## EXCERPTED PASSAGE
Content starts
- Genre: Legal drama, (historical piece)
- Created by: Terry Stapleton
- Starring: Lorraine Bayly Kevin Miles
- Opening theme: Independence
- Country of origin: Australia
- Original language: English
- No. of seasons: 2
- No. of episodes: 184

Production
- Running time: 50 minutes
- Production company: Crawford Productions

Original release
- Network: Network Ten
- Release: 24 January 1983 – 29 November 1984

= Carson's Law =

1983–1984 Australian television series

Carson's Law is an Australian television series made by Crawford Productions for the Ten Network between 1983 and 1984. The series was a period piece set in the 1920s and starred Lorraine Bayly as progressive solicitor Jennifer Carson. The episodes revolved around the cases taken on by Jennifer, and the various personal intrigues of her family.

==Brief Synopsis ==
The series' premiere was billed as a 90-minute "movie-length" episode on 24 January 1983, with another two-hour episode in the same timeslot the following night, before settling into its twice-weekly 60-minute format the following week. Carson's Law was noted for its quality scripts and period production values. Despite being popular in Melbourne, where the series was based and filmed, it did not succeed in Sydney. Attempts to revamp the series to make it appeal more to Sydney audiences eventually alienated the programme's core audience, and it was cancelled in 1984 after 184 episodes. The final episode aired on ATV-10 on 1 December 1984 ; after being shuffled around the TEN-10 schedule, then reduced to one episode per week, then pushed back from 8:30pm to 9:30pm and, finally, to the even later 10:40pm slot, the final episode eventually aired in Sydney on 18 April 1985, and then returns on 5 April 1987 from 8:00pm to 9:00pm and the final episode aired on 29 January 1990.

==International Broadcasts==

Carson's Law was bought by several members of the UK ITV network. TVS aired edited half-hour episodes on Thursdays and Fridays at 3.30pm in 1987 and 1988. At the same time, Yorkshire Television showed a considerable number of episodes on Thursdays at 1.30pm between October 1984 and March 1988. Television South West screened a slightly lower number in their 6.35pm slot on Tuesdays during 1984. Ulster Television aired episodes on Monday nights at 11.10pm up until at least October 1992.
Content ends
## RECORDED INFORMATION
Content starts
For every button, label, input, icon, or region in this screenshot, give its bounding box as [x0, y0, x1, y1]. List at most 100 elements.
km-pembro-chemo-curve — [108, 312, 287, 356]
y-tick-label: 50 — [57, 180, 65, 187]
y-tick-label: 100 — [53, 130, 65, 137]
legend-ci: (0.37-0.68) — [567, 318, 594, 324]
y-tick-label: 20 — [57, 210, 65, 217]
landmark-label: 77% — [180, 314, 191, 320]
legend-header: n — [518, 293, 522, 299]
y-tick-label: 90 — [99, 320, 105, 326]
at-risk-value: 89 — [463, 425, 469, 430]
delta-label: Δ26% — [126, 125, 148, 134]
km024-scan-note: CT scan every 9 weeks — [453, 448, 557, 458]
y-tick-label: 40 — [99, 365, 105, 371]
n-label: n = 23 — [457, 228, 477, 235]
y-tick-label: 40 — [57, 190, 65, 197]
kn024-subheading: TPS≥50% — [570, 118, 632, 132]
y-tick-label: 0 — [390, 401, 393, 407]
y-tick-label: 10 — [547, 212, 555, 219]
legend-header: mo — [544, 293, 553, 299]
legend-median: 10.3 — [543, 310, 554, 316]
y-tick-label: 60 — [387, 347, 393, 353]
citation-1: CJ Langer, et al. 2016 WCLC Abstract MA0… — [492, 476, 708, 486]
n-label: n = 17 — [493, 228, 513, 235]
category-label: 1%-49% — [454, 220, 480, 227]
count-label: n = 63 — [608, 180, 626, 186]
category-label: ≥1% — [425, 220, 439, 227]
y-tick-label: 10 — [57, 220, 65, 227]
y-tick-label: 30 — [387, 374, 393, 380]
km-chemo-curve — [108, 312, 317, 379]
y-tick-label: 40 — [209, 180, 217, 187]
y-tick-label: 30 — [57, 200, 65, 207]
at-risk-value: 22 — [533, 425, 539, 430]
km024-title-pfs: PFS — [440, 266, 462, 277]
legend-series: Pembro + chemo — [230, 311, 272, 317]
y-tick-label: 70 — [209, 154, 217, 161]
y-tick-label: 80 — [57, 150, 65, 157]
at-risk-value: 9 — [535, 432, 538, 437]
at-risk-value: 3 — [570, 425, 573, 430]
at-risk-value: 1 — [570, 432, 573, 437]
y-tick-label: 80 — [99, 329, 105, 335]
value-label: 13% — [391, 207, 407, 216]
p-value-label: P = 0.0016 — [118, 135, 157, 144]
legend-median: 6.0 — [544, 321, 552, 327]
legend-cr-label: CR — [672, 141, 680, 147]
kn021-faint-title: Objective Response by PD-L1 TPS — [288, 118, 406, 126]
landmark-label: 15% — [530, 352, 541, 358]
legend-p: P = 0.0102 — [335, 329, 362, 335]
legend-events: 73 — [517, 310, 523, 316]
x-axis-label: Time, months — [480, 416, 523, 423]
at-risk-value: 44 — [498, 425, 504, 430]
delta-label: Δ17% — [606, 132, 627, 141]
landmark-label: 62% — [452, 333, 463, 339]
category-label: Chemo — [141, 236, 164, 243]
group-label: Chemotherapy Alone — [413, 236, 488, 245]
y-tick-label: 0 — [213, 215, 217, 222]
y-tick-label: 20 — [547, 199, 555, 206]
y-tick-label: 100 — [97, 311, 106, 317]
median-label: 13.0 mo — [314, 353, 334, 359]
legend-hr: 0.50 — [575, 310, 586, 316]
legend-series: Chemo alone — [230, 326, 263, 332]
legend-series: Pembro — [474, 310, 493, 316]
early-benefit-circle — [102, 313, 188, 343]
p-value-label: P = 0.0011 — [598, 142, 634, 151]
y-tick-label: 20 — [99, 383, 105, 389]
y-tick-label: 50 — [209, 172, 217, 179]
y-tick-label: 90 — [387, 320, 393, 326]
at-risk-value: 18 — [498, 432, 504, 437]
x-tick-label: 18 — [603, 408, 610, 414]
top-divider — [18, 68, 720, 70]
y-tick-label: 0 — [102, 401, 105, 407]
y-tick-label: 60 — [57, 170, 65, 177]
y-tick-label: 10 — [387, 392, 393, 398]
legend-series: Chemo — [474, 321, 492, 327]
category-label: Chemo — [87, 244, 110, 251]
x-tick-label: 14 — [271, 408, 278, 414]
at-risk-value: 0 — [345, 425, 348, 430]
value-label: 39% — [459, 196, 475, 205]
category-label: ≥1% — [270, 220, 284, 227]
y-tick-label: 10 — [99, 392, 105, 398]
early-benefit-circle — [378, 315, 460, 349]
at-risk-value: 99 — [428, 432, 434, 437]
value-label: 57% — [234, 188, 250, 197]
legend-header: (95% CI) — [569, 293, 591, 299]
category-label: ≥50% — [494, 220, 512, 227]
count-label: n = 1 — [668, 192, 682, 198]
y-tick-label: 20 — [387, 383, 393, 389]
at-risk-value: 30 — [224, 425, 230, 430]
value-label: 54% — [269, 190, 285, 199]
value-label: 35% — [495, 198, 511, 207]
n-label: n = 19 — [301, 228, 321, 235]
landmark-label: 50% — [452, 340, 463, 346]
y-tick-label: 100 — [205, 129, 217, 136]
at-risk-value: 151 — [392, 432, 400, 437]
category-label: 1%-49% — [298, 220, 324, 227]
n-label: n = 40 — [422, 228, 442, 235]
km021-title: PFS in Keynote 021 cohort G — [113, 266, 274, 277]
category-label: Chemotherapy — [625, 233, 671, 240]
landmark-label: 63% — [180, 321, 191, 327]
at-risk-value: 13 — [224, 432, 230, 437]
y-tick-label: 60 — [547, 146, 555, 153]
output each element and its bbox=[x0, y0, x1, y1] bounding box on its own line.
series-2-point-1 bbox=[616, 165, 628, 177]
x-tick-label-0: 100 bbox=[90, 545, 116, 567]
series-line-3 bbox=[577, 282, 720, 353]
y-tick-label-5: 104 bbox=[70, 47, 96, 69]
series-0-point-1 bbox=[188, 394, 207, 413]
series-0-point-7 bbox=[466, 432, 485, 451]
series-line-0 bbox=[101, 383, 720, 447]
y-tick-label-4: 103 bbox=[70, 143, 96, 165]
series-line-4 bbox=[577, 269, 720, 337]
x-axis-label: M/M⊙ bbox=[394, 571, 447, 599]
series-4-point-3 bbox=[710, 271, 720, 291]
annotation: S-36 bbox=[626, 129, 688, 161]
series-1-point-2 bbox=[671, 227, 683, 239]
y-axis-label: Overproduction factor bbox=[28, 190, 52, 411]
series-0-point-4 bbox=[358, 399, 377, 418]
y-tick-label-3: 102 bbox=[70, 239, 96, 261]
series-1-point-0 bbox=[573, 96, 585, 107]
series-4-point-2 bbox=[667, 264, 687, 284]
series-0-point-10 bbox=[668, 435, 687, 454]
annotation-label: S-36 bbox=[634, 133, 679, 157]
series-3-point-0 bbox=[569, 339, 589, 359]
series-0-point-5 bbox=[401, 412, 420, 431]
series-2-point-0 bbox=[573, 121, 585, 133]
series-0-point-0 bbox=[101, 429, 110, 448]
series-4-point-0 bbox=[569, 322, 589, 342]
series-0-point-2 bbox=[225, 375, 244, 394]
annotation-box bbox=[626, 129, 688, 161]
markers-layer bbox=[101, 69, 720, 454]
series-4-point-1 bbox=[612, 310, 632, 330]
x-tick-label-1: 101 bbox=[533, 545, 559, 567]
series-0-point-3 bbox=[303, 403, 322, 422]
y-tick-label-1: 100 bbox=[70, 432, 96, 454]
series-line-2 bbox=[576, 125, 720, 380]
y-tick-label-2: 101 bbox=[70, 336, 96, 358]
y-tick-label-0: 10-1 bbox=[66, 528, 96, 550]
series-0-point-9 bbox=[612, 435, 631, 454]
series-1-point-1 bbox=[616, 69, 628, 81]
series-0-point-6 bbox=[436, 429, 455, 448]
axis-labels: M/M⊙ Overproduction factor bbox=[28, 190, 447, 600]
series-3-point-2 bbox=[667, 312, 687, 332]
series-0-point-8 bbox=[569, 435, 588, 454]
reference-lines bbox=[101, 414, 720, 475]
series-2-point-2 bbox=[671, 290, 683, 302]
Content ends
## ABOUT THIS TASK
According to the Carson's Law article, which actress played the solicitor Jennifer Carson? The rows have nothing to do with the Carson's Law article.

## FINISHED EXERCISE
Lorraine Bayly